**DIRECTIONS FOR THIS TASK:** Look through the material below and count the lines with the string "next". Report only the count.

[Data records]
- - - - - - -

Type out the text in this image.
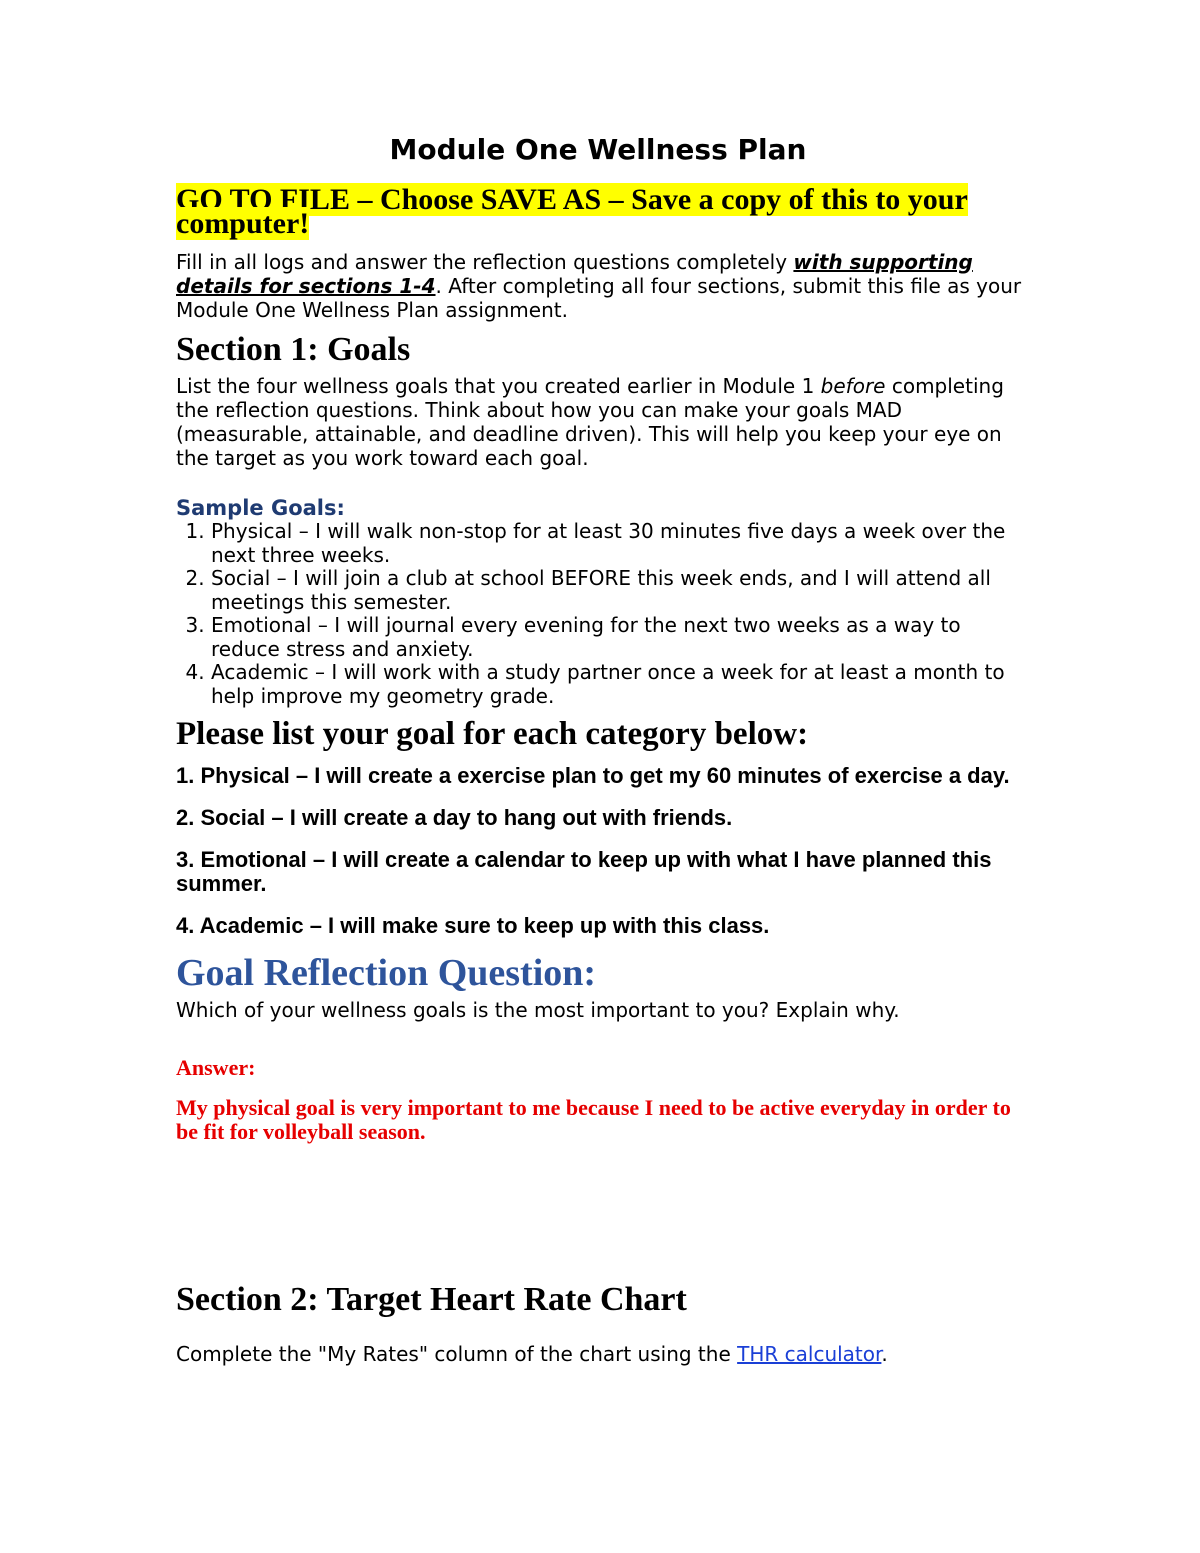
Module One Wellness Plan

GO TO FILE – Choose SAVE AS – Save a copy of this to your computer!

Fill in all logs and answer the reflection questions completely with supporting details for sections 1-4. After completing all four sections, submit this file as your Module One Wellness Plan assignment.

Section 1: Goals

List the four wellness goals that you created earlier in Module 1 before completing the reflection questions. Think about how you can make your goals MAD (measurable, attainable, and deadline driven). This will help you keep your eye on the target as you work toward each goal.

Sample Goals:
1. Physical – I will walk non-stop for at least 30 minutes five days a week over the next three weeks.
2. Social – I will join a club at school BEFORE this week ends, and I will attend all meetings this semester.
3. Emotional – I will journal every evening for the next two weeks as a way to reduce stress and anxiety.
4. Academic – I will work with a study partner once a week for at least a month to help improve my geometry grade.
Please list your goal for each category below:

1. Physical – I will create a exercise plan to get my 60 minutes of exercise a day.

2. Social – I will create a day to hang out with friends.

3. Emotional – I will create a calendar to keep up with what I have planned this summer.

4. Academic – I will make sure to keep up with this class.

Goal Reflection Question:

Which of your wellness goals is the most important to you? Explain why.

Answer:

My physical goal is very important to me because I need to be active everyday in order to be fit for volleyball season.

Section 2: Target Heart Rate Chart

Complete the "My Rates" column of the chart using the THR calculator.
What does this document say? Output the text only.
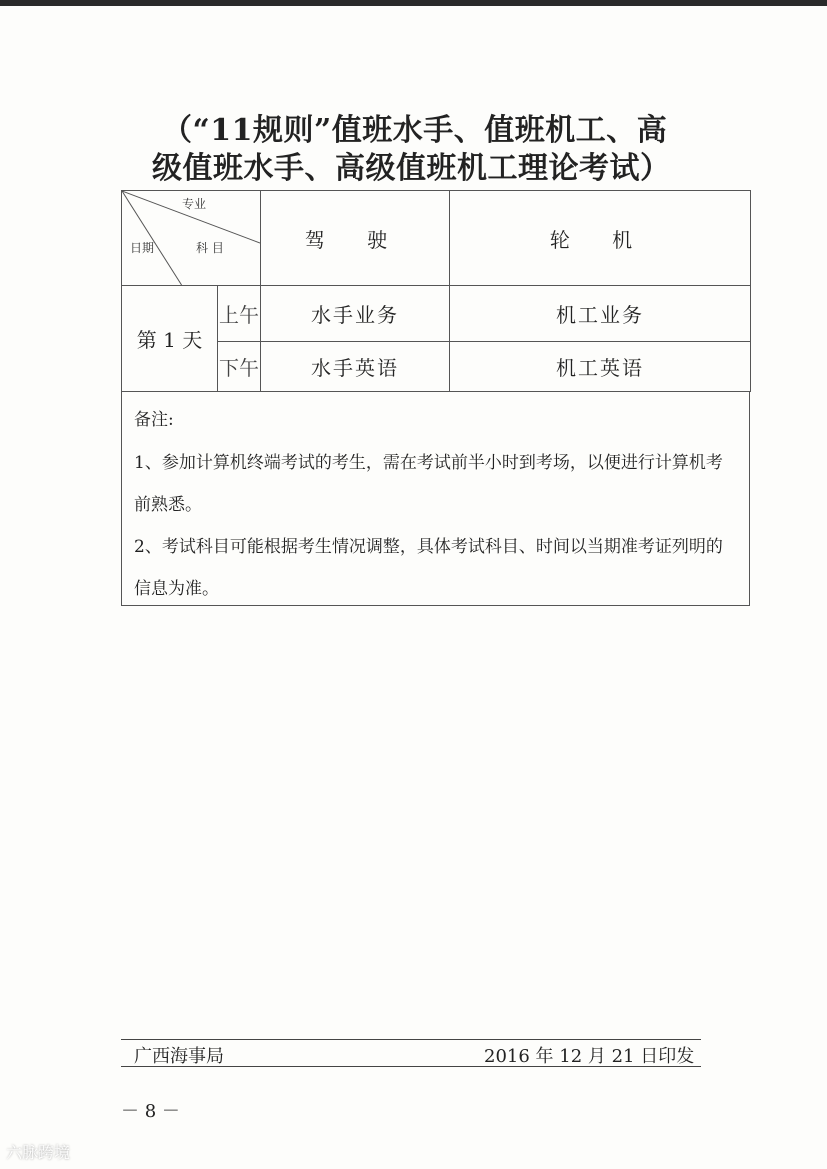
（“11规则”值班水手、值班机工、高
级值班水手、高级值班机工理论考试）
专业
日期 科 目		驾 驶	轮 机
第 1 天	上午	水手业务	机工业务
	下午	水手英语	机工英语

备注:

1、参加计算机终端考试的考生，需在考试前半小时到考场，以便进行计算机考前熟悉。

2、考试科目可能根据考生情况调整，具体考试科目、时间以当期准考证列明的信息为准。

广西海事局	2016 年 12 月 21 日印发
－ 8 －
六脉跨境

- - - - - - -

**SOLUTION FOR THIS EXERCISE:** 2